(Dataset excerpts)
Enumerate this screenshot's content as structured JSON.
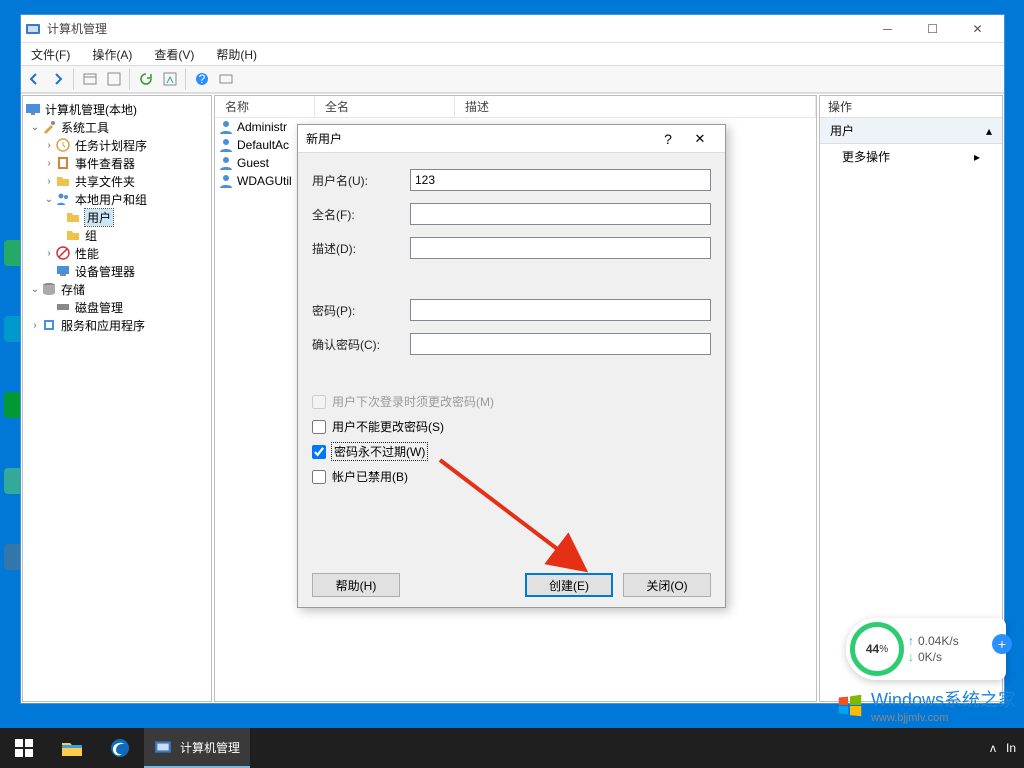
{
  "window": {
    "title": "计算机管理",
    "menus": [
      "文件(F)",
      "操作(A)",
      "查看(V)",
      "帮助(H)"
    ]
  },
  "tree": {
    "root": "计算机管理(本地)",
    "system_tools": "系统工具",
    "task_scheduler": "任务计划程序",
    "event_viewer": "事件查看器",
    "shared_folders": "共享文件夹",
    "local_users": "本地用户和组",
    "users": "用户",
    "groups": "组",
    "performance": "性能",
    "device_mgr": "设备管理器",
    "storage": "存储",
    "disk_mgmt": "磁盘管理",
    "services_apps": "服务和应用程序"
  },
  "list": {
    "columns": {
      "name": "名称",
      "fullname": "全名",
      "description": "描述"
    },
    "rows": [
      {
        "name": "Administr"
      },
      {
        "name": "DefaultAc"
      },
      {
        "name": "Guest"
      },
      {
        "name": "WDAGUtil"
      }
    ]
  },
  "actions": {
    "header": "操作",
    "group": "用户",
    "more": "更多操作"
  },
  "dialog": {
    "title": "新用户",
    "fields": {
      "username_label": "用户名(U):",
      "username_value": "123",
      "fullname_label": "全名(F):",
      "fullname_value": "",
      "description_label": "描述(D):",
      "description_value": "",
      "password_label": "密码(P):",
      "password_value": "",
      "confirm_label": "确认密码(C):",
      "confirm_value": ""
    },
    "checkboxes": {
      "must_change": "用户下次登录时须更改密码(M)",
      "cannot_change": "用户不能更改密码(S)",
      "never_expire": "密码永不过期(W)",
      "disabled": "帐户已禁用(B)"
    },
    "buttons": {
      "help": "帮助(H)",
      "create": "创建(E)",
      "close": "关闭(O)"
    }
  },
  "speed": {
    "percent": "44",
    "percent_suffix": "%",
    "up": "0.04K/s",
    "down": "0K/s"
  },
  "watermark": {
    "main": "Windows系统之家",
    "sub": "www.bjjmlv.com"
  },
  "taskbar": {
    "active_task": "计算机管理",
    "tray": {
      "ime": "In"
    }
  }
}
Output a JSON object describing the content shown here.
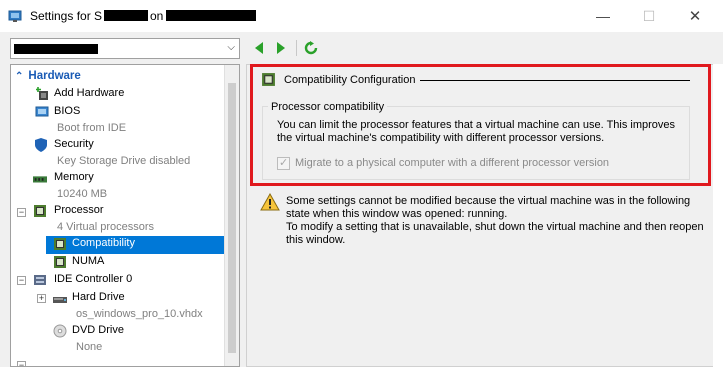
{
  "window": {
    "title_prefix": "Settings for S",
    "title_mid": "on"
  },
  "title_controls": {
    "minimize": "—",
    "maximize": "☐",
    "close": "✕"
  },
  "vm_selector": {
    "arrow": "⌵"
  },
  "tree": {
    "section": "Hardware",
    "items": [
      {
        "label": "Add Hardware",
        "sub": ""
      },
      {
        "label": "BIOS",
        "sub": "Boot from IDE"
      },
      {
        "label": "Security",
        "sub": "Key Storage Drive disabled"
      },
      {
        "label": "Memory",
        "sub": "10240 MB"
      },
      {
        "label": "Processor",
        "sub": "4 Virtual processors"
      },
      {
        "label": "Compatibility",
        "sub": ""
      },
      {
        "label": "NUMA",
        "sub": ""
      },
      {
        "label": "IDE Controller 0",
        "sub": ""
      },
      {
        "label": "Hard Drive",
        "sub": "os_windows_pro_10.vhdx"
      },
      {
        "label": "DVD Drive",
        "sub": "None"
      }
    ]
  },
  "content": {
    "section_title": "Compatibility Configuration",
    "group_label": "Processor compatibility",
    "description": "You can limit the processor features that a virtual machine can use. This improves the virtual machine's compatibility with different processor versions.",
    "checkbox_label": "Migrate to a physical computer with a different processor version",
    "checkbox_checked": true,
    "warning_line1": "Some settings cannot be modified because the virtual machine was in the following state when this window was opened: running.",
    "warning_line2": "To modify a setting that is unavailable, shut down the virtual machine and then reopen this window."
  },
  "colors": {
    "selection": "#0078d7",
    "highlight_frame": "#e0191e",
    "section_head": "#1a5bb5",
    "nav_green": "#2aa12a"
  }
}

# AIM OF THE EXERCISE:
Go through the material line by line. Show each line that contains the string "Hardware".

# WRITTEN RESPONSE:
    "section": "Hardware",
        "label": "Add Hardware",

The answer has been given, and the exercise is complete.